- **Problem details**
Your copy of the material below should match it exactly, except that it holds no pictures.
--- --- ---
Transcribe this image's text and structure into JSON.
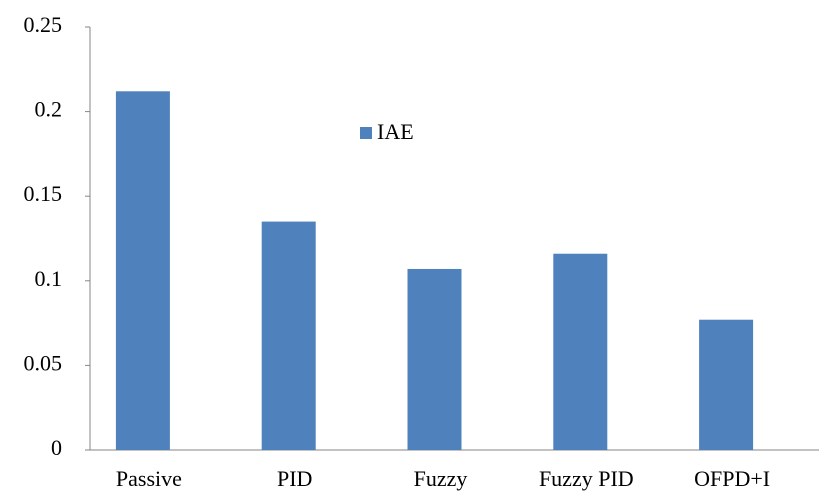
{
  "chart_data": {
    "type": "bar",
    "categories": [
      "Passive",
      "PID",
      "Fuzzy",
      "Fuzzy PID",
      "OFPD+I"
    ],
    "series": [
      {
        "name": "IAE",
        "color": "#4f81bd",
        "values": [
          0.212,
          0.135,
          0.107,
          0.116,
          0.077
        ]
      }
    ],
    "ylim": [
      0,
      0.25
    ],
    "yticks": [
      0,
      0.05,
      0.1,
      0.15,
      0.2,
      0.25
    ],
    "grid": false
  }
}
--- --- ---
- **Problem solution**
Transcribe this image's text and structure into JSON.
{
  "chart_data": {
    "type": "bar",
    "categories": [
      "Passive",
      "PID",
      "Fuzzy",
      "Fuzzy PID",
      "OFPD+I"
    ],
    "series": [
      {
        "name": "IAE",
        "color": "#4f81bd",
        "values": [
          0.212,
          0.135,
          0.107,
          0.116,
          0.077
        ]
      }
    ],
    "ylim": [
      0,
      0.25
    ],
    "yticks": [
      0,
      0.05,
      0.1,
      0.15,
      0.2,
      0.25
    ],
    "grid": false
  }
}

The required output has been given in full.